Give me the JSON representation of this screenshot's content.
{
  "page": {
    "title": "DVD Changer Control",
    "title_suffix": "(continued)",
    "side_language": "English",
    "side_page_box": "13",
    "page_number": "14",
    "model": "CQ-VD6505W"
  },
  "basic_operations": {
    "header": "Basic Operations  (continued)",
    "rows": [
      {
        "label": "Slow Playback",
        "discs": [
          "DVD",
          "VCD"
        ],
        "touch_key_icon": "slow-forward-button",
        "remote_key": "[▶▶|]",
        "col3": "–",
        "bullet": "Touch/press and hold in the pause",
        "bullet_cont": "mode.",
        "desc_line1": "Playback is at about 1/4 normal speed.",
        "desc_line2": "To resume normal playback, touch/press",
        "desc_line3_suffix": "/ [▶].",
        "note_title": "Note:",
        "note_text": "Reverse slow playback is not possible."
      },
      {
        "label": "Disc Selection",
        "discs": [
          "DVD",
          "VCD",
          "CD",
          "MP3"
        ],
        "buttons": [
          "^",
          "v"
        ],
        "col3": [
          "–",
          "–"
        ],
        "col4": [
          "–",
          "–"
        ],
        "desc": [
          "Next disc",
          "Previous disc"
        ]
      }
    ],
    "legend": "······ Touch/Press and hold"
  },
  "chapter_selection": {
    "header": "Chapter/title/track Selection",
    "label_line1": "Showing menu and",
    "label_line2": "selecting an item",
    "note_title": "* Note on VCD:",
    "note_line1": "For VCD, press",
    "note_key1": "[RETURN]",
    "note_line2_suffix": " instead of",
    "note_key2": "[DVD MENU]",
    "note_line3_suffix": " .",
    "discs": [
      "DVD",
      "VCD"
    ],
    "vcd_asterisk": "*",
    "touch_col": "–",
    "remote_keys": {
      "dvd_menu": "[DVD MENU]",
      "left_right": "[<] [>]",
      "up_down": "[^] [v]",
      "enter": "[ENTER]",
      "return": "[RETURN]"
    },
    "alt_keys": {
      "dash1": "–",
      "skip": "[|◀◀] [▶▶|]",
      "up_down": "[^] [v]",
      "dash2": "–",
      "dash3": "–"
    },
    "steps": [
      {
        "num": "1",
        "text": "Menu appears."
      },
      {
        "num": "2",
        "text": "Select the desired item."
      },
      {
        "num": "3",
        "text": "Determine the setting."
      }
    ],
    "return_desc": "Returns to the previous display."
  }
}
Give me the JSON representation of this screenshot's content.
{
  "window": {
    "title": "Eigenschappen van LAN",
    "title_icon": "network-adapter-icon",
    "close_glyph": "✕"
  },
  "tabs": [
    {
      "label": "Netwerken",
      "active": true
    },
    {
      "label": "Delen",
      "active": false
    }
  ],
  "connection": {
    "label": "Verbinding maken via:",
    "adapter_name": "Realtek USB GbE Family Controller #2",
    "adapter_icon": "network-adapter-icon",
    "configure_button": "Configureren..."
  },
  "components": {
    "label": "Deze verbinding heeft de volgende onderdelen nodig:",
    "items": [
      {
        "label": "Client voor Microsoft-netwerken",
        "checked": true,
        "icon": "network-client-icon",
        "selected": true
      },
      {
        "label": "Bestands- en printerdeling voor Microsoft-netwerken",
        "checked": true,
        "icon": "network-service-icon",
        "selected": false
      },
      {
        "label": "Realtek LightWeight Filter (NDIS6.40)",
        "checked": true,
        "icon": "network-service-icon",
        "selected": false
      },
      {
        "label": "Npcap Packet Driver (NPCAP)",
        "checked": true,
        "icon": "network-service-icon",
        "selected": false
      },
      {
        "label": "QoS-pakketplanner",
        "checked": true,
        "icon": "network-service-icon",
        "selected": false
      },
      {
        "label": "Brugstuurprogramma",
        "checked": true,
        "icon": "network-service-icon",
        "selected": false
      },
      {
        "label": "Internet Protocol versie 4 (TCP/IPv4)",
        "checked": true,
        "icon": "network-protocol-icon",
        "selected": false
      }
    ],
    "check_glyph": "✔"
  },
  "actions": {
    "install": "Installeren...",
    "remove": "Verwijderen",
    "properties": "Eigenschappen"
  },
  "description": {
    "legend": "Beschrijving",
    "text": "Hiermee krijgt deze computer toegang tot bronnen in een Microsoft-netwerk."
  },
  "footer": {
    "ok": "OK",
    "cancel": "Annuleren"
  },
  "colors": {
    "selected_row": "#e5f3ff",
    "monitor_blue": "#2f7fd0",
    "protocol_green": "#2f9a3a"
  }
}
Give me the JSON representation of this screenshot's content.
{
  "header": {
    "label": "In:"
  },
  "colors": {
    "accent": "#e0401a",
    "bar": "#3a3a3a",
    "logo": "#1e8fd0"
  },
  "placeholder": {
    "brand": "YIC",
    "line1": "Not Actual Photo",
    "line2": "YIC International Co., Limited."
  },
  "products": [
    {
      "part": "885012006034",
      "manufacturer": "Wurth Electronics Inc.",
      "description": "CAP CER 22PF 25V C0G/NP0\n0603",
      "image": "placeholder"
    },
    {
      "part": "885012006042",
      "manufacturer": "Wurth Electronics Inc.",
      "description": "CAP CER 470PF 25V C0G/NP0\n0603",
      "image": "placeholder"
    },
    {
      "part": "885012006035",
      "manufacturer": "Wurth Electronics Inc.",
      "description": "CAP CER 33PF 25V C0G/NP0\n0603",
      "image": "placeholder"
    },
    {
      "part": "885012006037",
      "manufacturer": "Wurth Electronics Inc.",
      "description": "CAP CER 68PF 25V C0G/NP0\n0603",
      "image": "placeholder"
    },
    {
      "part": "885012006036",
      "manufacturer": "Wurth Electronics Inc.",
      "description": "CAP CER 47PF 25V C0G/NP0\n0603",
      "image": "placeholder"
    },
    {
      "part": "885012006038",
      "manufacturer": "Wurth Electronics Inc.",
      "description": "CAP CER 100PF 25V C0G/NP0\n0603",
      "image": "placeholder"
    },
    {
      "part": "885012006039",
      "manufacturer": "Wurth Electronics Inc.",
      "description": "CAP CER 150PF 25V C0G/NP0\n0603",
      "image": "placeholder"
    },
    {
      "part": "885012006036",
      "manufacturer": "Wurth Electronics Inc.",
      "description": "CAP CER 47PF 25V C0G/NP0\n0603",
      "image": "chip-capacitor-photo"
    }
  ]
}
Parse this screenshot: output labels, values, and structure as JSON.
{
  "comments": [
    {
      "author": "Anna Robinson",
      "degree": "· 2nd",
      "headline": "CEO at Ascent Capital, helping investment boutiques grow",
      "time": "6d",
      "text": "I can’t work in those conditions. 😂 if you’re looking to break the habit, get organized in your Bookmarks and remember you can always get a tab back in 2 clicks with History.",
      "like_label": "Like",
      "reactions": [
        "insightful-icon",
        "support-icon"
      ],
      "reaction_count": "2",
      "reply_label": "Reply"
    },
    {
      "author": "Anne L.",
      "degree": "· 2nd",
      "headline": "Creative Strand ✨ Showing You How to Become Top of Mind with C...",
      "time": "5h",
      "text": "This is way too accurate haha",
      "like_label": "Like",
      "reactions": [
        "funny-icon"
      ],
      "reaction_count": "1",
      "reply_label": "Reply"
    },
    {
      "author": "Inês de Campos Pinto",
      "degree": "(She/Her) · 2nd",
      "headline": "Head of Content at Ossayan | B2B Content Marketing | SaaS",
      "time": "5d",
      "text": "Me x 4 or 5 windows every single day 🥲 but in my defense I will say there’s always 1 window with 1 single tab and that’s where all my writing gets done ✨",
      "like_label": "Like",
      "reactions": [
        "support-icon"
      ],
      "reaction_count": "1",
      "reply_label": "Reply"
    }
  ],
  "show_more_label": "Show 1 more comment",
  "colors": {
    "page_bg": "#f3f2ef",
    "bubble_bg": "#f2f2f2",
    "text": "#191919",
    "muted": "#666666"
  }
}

_What is being asked_
Copy out the material above in its entirety. Every detail must match.

_Solution_
Give me the JSON representation of this screenshot's content.
{
  "page": {
    "title": "DVD Changer Control",
    "title_suffix": "(continued)",
    "side_language": "English",
    "side_page_box": "13",
    "page_number": "14",
    "model": "CQ-VD6505W"
  },
  "basic_operations": {
    "header": "Basic Operations  (continued)",
    "rows": [
      {
        "label": "Slow Playback",
        "discs": [
          "DVD",
          "VCD"
        ],
        "touch_key_icon": "slow-forward-button",
        "remote_key": "[▶▶|]",
        "col3": "–",
        "bullet": "Touch/press and hold in the pause",
        "bullet_cont": "mode.",
        "desc_line1": "Playback is at about 1/4 normal speed.",
        "desc_line2": "To resume normal playback, touch/press",
        "desc_line3_suffix": "/ [▶].",
        "note_title": "Note:",
        "note_text": "Reverse slow playback is not possible."
      },
      {
        "label": "Disc Selection",
        "discs": [
          "DVD",
          "VCD",
          "CD",
          "MP3"
        ],
        "buttons": [
          "^",
          "v"
        ],
        "col3": [
          "–",
          "–"
        ],
        "col4": [
          "–",
          "–"
        ],
        "desc": [
          "Next disc",
          "Previous disc"
        ]
      }
    ],
    "legend": "······ Touch/Press and hold"
  },
  "chapter_selection": {
    "header": "Chapter/title/track Selection",
    "label_line1": "Showing menu and",
    "label_line2": "selecting an item",
    "note_title": "* Note on VCD:",
    "note_line1": "For VCD, press",
    "note_key1": "[RETURN]",
    "note_line2_suffix": " instead of",
    "note_key2": "[DVD MENU]",
    "note_line3_suffix": " .",
    "discs": [
      "DVD",
      "VCD"
    ],
    "vcd_asterisk": "*",
    "touch_col": "–",
    "remote_keys": {
      "dvd_menu": "[DVD MENU]",
      "left_right": "[<] [>]",
      "up_down": "[^] [v]",
      "enter": "[ENTER]",
      "return": "[RETURN]"
    },
    "alt_keys": {
      "dash1": "–",
      "skip": "[|◀◀] [▶▶|]",
      "up_down": "[^] [v]",
      "dash2": "–",
      "dash3": "–"
    },
    "steps": [
      {
        "num": "1",
        "text": "Menu appears."
      },
      {
        "num": "2",
        "text": "Select the desired item."
      },
      {
        "num": "3",
        "text": "Determine the setting."
      }
    ],
    "return_desc": "Returns to the previous display."
  }
}
Give me the JSON representation of this screenshot's content.
{
  "window": {
    "title": "Eigenschappen van LAN",
    "title_icon": "network-adapter-icon",
    "close_glyph": "✕"
  },
  "tabs": [
    {
      "label": "Netwerken",
      "active": true
    },
    {
      "label": "Delen",
      "active": false
    }
  ],
  "connection": {
    "label": "Verbinding maken via:",
    "adapter_name": "Realtek USB GbE Family Controller #2",
    "adapter_icon": "network-adapter-icon",
    "configure_button": "Configureren..."
  },
  "components": {
    "label": "Deze verbinding heeft de volgende onderdelen nodig:",
    "items": [
      {
        "label": "Client voor Microsoft-netwerken",
        "checked": true,
        "icon": "network-client-icon",
        "selected": true
      },
      {
        "label": "Bestands- en printerdeling voor Microsoft-netwerken",
        "checked": true,
        "icon": "network-service-icon",
        "selected": false
      },
      {
        "label": "Realtek LightWeight Filter (NDIS6.40)",
        "checked": true,
        "icon": "network-service-icon",
        "selected": false
      },
      {
        "label": "Npcap Packet Driver (NPCAP)",
        "checked": true,
        "icon": "network-service-icon",
        "selected": false
      },
      {
        "label": "QoS-pakketplanner",
        "checked": true,
        "icon": "network-service-icon",
        "selected": false
      },
      {
        "label": "Brugstuurprogramma",
        "checked": true,
        "icon": "network-service-icon",
        "selected": false
      },
      {
        "label": "Internet Protocol versie 4 (TCP/IPv4)",
        "checked": true,
        "icon": "network-protocol-icon",
        "selected": false
      }
    ],
    "check_glyph": "✔"
  },
  "actions": {
    "install": "Installeren...",
    "remove": "Verwijderen",
    "properties": "Eigenschappen"
  },
  "description": {
    "legend": "Beschrijving",
    "text": "Hiermee krijgt deze computer toegang tot bronnen in een Microsoft-netwerk."
  },
  "footer": {
    "ok": "OK",
    "cancel": "Annuleren"
  },
  "colors": {
    "selected_row": "#e5f3ff",
    "monitor_blue": "#2f7fd0",
    "protocol_green": "#2f9a3a"
  }
}
Give me the JSON representation of this screenshot's content.
{
  "header": {
    "label": "In:"
  },
  "colors": {
    "accent": "#e0401a",
    "bar": "#3a3a3a",
    "logo": "#1e8fd0"
  },
  "placeholder": {
    "brand": "YIC",
    "line1": "Not Actual Photo",
    "line2": "YIC International Co., Limited."
  },
  "products": [
    {
      "part": "885012006034",
      "manufacturer": "Wurth Electronics Inc.",
      "description": "CAP CER 22PF 25V C0G/NP0\n0603",
      "image": "placeholder"
    },
    {
      "part": "885012006042",
      "manufacturer": "Wurth Electronics Inc.",
      "description": "CAP CER 470PF 25V C0G/NP0\n0603",
      "image": "placeholder"
    },
    {
      "part": "885012006035",
      "manufacturer": "Wurth Electronics Inc.",
      "description": "CAP CER 33PF 25V C0G/NP0\n0603",
      "image": "placeholder"
    },
    {
      "part": "885012006037",
      "manufacturer": "Wurth Electronics Inc.",
      "description": "CAP CER 68PF 25V C0G/NP0\n0603",
      "image": "placeholder"
    },
    {
      "part": "885012006036",
      "manufacturer": "Wurth Electronics Inc.",
      "description": "CAP CER 47PF 25V C0G/NP0\n0603",
      "image": "placeholder"
    },
    {
      "part": "885012006038",
      "manufacturer": "Wurth Electronics Inc.",
      "description": "CAP CER 100PF 25V C0G/NP0\n0603",
      "image": "placeholder"
    },
    {
      "part": "885012006039",
      "manufacturer": "Wurth Electronics Inc.",
      "description": "CAP CER 150PF 25V C0G/NP0\n0603",
      "image": "placeholder"
    },
    {
      "part": "885012006036",
      "manufacturer": "Wurth Electronics Inc.",
      "description": "CAP CER 47PF 25V C0G/NP0\n0603",
      "image": "chip-capacitor-photo"
    }
  ]
}
Parse this screenshot: output labels, values, and structure as JSON.
{
  "comments": [
    {
      "author": "Anna Robinson",
      "degree": "· 2nd",
      "headline": "CEO at Ascent Capital, helping investment boutiques grow",
      "time": "6d",
      "text": "I can’t work in those conditions. 😂 if you’re looking to break the habit, get organized in your Bookmarks and remember you can always get a tab back in 2 clicks with History.",
      "like_label": "Like",
      "reactions": [
        "insightful-icon",
        "support-icon"
      ],
      "reaction_count": "2",
      "reply_label": "Reply"
    },
    {
      "author": "Anne L.",
      "degree": "· 2nd",
      "headline": "Creative Strand ✨ Showing You How to Become Top of Mind with C...",
      "time": "5h",
      "text": "This is way too accurate haha",
      "like_label": "Like",
      "reactions": [
        "funny-icon"
      ],
      "reaction_count": "1",
      "reply_label": "Reply"
    },
    {
      "author": "Inês de Campos Pinto",
      "degree": "(She/Her) · 2nd",
      "headline": "Head of Content at Ossayan | B2B Content Marketing | SaaS",
      "time": "5d",
      "text": "Me x 4 or 5 windows every single day 🥲 but in my defense I will say there’s always 1 window with 1 single tab and that’s where all my writing gets done ✨",
      "like_label": "Like",
      "reactions": [
        "support-icon"
      ],
      "reaction_count": "1",
      "reply_label": "Reply"
    }
  ],
  "show_more_label": "Show 1 more comment",
  "colors": {
    "page_bg": "#f3f2ef",
    "bubble_bg": "#f2f2f2",
    "text": "#191919",
    "muted": "#666666"
  }
}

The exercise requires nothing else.